** begin Dataset extract **

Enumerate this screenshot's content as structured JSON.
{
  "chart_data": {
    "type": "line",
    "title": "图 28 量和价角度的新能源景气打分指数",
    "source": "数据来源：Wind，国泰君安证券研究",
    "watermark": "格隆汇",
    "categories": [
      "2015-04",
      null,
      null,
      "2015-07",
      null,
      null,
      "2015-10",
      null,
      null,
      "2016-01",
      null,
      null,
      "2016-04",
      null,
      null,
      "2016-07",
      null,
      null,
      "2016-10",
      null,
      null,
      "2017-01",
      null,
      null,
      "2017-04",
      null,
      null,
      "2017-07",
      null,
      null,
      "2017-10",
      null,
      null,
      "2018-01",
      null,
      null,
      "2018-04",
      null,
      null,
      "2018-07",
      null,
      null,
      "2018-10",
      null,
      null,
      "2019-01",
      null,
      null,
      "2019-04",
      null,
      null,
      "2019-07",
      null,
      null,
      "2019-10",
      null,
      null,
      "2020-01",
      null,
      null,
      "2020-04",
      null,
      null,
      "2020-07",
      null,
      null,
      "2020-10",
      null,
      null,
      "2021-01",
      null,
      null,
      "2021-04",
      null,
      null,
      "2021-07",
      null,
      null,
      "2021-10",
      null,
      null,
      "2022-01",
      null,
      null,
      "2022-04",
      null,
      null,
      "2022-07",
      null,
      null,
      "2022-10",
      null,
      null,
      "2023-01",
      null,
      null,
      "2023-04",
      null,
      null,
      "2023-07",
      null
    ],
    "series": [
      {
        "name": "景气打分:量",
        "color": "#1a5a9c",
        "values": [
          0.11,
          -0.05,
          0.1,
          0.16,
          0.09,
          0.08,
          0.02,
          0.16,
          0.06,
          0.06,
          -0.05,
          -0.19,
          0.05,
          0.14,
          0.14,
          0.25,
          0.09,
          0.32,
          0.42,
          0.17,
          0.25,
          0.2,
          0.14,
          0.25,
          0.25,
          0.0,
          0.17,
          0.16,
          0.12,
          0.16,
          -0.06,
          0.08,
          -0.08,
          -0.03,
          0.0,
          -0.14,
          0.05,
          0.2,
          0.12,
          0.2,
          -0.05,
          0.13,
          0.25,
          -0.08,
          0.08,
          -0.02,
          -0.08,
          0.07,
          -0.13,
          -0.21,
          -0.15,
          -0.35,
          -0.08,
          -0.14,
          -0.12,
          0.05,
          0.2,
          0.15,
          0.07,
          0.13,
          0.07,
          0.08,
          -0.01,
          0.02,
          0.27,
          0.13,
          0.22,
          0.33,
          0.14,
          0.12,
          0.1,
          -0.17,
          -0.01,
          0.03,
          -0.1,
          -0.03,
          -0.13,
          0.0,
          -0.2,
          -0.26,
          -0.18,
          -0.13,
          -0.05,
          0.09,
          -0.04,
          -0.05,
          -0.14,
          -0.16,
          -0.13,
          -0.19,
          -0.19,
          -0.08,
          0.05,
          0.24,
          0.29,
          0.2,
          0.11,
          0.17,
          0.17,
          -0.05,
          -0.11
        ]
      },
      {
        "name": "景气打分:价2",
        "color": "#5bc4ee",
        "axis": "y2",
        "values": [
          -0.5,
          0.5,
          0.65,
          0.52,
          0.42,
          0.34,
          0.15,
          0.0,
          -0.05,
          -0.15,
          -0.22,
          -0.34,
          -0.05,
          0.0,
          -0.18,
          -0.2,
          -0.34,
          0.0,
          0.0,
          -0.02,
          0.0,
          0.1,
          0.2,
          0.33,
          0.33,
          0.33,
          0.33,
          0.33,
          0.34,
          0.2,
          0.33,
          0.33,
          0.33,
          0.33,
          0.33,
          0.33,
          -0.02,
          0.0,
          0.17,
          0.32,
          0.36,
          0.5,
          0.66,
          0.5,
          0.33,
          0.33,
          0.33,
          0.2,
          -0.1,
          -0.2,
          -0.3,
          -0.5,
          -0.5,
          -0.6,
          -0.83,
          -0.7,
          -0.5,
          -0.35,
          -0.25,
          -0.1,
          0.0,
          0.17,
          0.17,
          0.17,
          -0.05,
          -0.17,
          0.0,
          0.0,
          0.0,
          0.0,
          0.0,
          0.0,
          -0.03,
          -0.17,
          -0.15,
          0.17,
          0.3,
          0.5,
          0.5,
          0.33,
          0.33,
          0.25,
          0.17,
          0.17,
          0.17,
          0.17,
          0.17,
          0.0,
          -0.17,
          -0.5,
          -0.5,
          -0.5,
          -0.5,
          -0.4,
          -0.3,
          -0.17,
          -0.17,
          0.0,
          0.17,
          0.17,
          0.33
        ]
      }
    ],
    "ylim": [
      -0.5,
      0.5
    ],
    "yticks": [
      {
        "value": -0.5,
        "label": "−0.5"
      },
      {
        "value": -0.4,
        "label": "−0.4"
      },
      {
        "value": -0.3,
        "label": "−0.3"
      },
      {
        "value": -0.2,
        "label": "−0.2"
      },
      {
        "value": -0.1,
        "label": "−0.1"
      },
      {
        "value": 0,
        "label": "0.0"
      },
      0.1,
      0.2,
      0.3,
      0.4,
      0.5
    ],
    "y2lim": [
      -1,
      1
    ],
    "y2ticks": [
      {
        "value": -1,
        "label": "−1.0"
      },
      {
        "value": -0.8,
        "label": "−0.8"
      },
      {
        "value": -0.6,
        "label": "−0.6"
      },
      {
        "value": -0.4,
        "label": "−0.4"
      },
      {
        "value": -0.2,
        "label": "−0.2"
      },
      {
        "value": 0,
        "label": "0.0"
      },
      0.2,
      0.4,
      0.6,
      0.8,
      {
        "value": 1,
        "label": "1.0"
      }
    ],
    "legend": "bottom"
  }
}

** end Dataset extract **

Retype the listing exactly, in full.

Enumerate this screenshot's content as structured JSON.
{
  "chart_data": {
    "type": "line",
    "title": "图 28 量和价角度的新能源景气打分指数",
    "source": "数据来源：Wind，国泰君安证券研究",
    "watermark": "格隆汇",
    "categories": [
      "2015-04",
      null,
      null,
      "2015-07",
      null,
      null,
      "2015-10",
      null,
      null,
      "2016-01",
      null,
      null,
      "2016-04",
      null,
      null,
      "2016-07",
      null,
      null,
      "2016-10",
      null,
      null,
      "2017-01",
      null,
      null,
      "2017-04",
      null,
      null,
      "2017-07",
      null,
      null,
      "2017-10",
      null,
      null,
      "2018-01",
      null,
      null,
      "2018-04",
      null,
      null,
      "2018-07",
      null,
      null,
      "2018-10",
      null,
      null,
      "2019-01",
      null,
      null,
      "2019-04",
      null,
      null,
      "2019-07",
      null,
      null,
      "2019-10",
      null,
      null,
      "2020-01",
      null,
      null,
      "2020-04",
      null,
      null,
      "2020-07",
      null,
      null,
      "2020-10",
      null,
      null,
      "2021-01",
      null,
      null,
      "2021-04",
      null,
      null,
      "2021-07",
      null,
      null,
      "2021-10",
      null,
      null,
      "2022-01",
      null,
      null,
      "2022-04",
      null,
      null,
      "2022-07",
      null,
      null,
      "2022-10",
      null,
      null,
      "2023-01",
      null,
      null,
      "2023-04",
      null,
      null,
      "2023-07",
      null
    ],
    "series": [
      {
        "name": "景气打分:量",
        "color": "#1a5a9c",
        "values": [
          0.11,
          -0.05,
          0.1,
          0.16,
          0.09,
          0.08,
          0.02,
          0.16,
          0.06,
          0.06,
          -0.05,
          -0.19,
          0.05,
          0.14,
          0.14,
          0.25,
          0.09,
          0.32,
          0.42,
          0.17,
          0.25,
          0.2,
          0.14,
          0.25,
          0.25,
          0.0,
          0.17,
          0.16,
          0.12,
          0.16,
          -0.06,
          0.08,
          -0.08,
          -0.03,
          0.0,
          -0.14,
          0.05,
          0.2,
          0.12,
          0.2,
          -0.05,
          0.13,
          0.25,
          -0.08,
          0.08,
          -0.02,
          -0.08,
          0.07,
          -0.13,
          -0.21,
          -0.15,
          -0.35,
          -0.08,
          -0.14,
          -0.12,
          0.05,
          0.2,
          0.15,
          0.07,
          0.13,
          0.07,
          0.08,
          -0.01,
          0.02,
          0.27,
          0.13,
          0.22,
          0.33,
          0.14,
          0.12,
          0.1,
          -0.17,
          -0.01,
          0.03,
          -0.1,
          -0.03,
          -0.13,
          0.0,
          -0.2,
          -0.26,
          -0.18,
          -0.13,
          -0.05,
          0.09,
          -0.04,
          -0.05,
          -0.14,
          -0.16,
          -0.13,
          -0.19,
          -0.19,
          -0.08,
          0.05,
          0.24,
          0.29,
          0.2,
          0.11,
          0.17,
          0.17,
          -0.05,
          -0.11
        ]
      },
      {
        "name": "景气打分:价2",
        "color": "#5bc4ee",
        "axis": "y2",
        "values": [
          -0.5,
          0.5,
          0.65,
          0.52,
          0.42,
          0.34,
          0.15,
          0.0,
          -0.05,
          -0.15,
          -0.22,
          -0.34,
          -0.05,
          0.0,
          -0.18,
          -0.2,
          -0.34,
          0.0,
          0.0,
          -0.02,
          0.0,
          0.1,
          0.2,
          0.33,
          0.33,
          0.33,
          0.33,
          0.33,
          0.34,
          0.2,
          0.33,
          0.33,
          0.33,
          0.33,
          0.33,
          0.33,
          -0.02,
          0.0,
          0.17,
          0.32,
          0.36,
          0.5,
          0.66,
          0.5,
          0.33,
          0.33,
          0.33,
          0.2,
          -0.1,
          -0.2,
          -0.3,
          -0.5,
          -0.5,
          -0.6,
          -0.83,
          -0.7,
          -0.5,
          -0.35,
          -0.25,
          -0.1,
          0.0,
          0.17,
          0.17,
          0.17,
          -0.05,
          -0.17,
          0.0,
          0.0,
          0.0,
          0.0,
          0.0,
          0.0,
          -0.03,
          -0.17,
          -0.15,
          0.17,
          0.3,
          0.5,
          0.5,
          0.33,
          0.33,
          0.25,
          0.17,
          0.17,
          0.17,
          0.17,
          0.17,
          0.0,
          -0.17,
          -0.5,
          -0.5,
          -0.5,
          -0.5,
          -0.4,
          -0.3,
          -0.17,
          -0.17,
          0.0,
          0.17,
          0.17,
          0.33
        ]
      }
    ],
    "ylim": [
      -0.5,
      0.5
    ],
    "yticks": [
      {
        "value": -0.5,
        "label": "−0.5"
      },
      {
        "value": -0.4,
        "label": "−0.4"
      },
      {
        "value": -0.3,
        "label": "−0.3"
      },
      {
        "value": -0.2,
        "label": "−0.2"
      },
      {
        "value": -0.1,
        "label": "−0.1"
      },
      {
        "value": 0,
        "label": "0.0"
      },
      0.1,
      0.2,
      0.3,
      0.4,
      0.5
    ],
    "y2lim": [
      -1,
      1
    ],
    "y2ticks": [
      {
        "value": -1,
        "label": "−1.0"
      },
      {
        "value": -0.8,
        "label": "−0.8"
      },
      {
        "value": -0.6,
        "label": "−0.6"
      },
      {
        "value": -0.4,
        "label": "−0.4"
      },
      {
        "value": -0.2,
        "label": "−0.2"
      },
      {
        "value": 0,
        "label": "0.0"
      },
      0.2,
      0.4,
      0.6,
      0.8,
      {
        "value": 1,
        "label": "1.0"
      }
    ],
    "legend": "bottom"
  }
}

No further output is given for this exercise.